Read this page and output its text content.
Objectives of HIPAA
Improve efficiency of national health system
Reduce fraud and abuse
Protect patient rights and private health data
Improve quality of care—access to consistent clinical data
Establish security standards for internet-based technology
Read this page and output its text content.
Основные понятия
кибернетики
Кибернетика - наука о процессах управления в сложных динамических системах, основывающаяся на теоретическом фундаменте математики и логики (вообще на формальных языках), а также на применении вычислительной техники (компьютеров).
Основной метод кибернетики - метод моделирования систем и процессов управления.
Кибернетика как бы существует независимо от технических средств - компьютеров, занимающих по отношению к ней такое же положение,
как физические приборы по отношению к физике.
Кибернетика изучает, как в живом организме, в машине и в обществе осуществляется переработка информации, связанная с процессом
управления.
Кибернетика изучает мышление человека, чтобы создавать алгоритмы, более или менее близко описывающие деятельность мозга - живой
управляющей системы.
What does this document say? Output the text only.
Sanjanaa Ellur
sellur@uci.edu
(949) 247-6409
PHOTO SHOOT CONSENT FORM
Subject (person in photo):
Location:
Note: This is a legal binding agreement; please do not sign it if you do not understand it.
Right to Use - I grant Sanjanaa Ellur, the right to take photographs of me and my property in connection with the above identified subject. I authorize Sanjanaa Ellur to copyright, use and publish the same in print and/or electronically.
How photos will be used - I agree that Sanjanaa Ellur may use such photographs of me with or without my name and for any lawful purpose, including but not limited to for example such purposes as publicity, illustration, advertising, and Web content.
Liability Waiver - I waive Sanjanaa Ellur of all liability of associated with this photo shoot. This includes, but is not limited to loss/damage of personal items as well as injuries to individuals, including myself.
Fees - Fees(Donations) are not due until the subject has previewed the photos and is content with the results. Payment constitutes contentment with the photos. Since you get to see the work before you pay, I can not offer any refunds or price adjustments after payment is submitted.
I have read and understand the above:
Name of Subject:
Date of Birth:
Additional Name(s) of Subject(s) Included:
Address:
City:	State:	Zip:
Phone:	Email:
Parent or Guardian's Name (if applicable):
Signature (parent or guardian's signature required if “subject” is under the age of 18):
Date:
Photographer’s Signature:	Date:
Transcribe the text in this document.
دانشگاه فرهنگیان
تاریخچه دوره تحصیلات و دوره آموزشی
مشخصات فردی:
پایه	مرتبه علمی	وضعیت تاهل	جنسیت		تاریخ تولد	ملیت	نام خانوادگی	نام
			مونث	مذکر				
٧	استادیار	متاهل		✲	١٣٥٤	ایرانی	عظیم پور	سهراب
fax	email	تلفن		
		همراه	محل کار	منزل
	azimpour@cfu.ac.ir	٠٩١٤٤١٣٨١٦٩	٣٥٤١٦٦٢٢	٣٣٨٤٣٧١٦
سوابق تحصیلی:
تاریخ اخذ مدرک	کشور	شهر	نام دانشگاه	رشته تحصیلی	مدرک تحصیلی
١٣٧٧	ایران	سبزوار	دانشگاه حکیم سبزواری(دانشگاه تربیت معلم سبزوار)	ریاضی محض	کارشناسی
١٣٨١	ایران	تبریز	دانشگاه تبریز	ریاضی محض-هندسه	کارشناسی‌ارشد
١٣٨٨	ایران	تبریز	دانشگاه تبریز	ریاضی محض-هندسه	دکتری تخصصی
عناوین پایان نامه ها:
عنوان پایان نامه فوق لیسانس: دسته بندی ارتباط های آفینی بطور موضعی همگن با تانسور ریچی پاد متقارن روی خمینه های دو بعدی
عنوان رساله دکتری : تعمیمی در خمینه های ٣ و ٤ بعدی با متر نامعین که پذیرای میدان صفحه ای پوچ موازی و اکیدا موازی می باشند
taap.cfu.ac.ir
═══
Every line from the one holding "Transcribe the text in this document." through the final line of the listing must be echoed exactly; leave out all other lines.

Written solution —
Transcribe the text in this document.
دانشگاه فرهنگیان
تاریخچه دوره تحصیلات و دوره آموزشی
مشخصات فردی:
پایه	مرتبه علمی	وضعیت تاهل	جنسیت		تاریخ تولد	ملیت	نام خانوادگی	نام
			مونث	مذکر				
٧	استادیار	متاهل		✲	١٣٥٤	ایرانی	عظیم پور	سهراب
fax	email	تلفن		
		همراه	محل کار	منزل
	azimpour@cfu.ac.ir	٠٩١٤٤١٣٨١٦٩	٣٥٤١٦٦٢٢	٣٣٨٤٣٧١٦
سوابق تحصیلی:
تاریخ اخذ مدرک	کشور	شهر	نام دانشگاه	رشته تحصیلی	مدرک تحصیلی
١٣٧٧	ایران	سبزوار	دانشگاه حکیم سبزواری(دانشگاه تربیت معلم سبزوار)	ریاضی محض	کارشناسی
١٣٨١	ایران	تبریز	دانشگاه تبریز	ریاضی محض-هندسه	کارشناسی‌ارشد
١٣٨٨	ایران	تبریز	دانشگاه تبریز	ریاضی محض-هندسه	دکتری تخصصی
عناوین پایان نامه ها:
عنوان پایان نامه فوق لیسانس: دسته بندی ارتباط های آفینی بطور موضعی همگن با تانسور ریچی پاد متقارن روی خمینه های دو بعدی
عنوان رساله دکتری : تعمیمی در خمینه های ٣ و ٤ بعدی با متر نامعین که پذیرای میدان صفحه ای پوچ موازی و اکیدا موازی می باشند
taap.cfu.ac.ir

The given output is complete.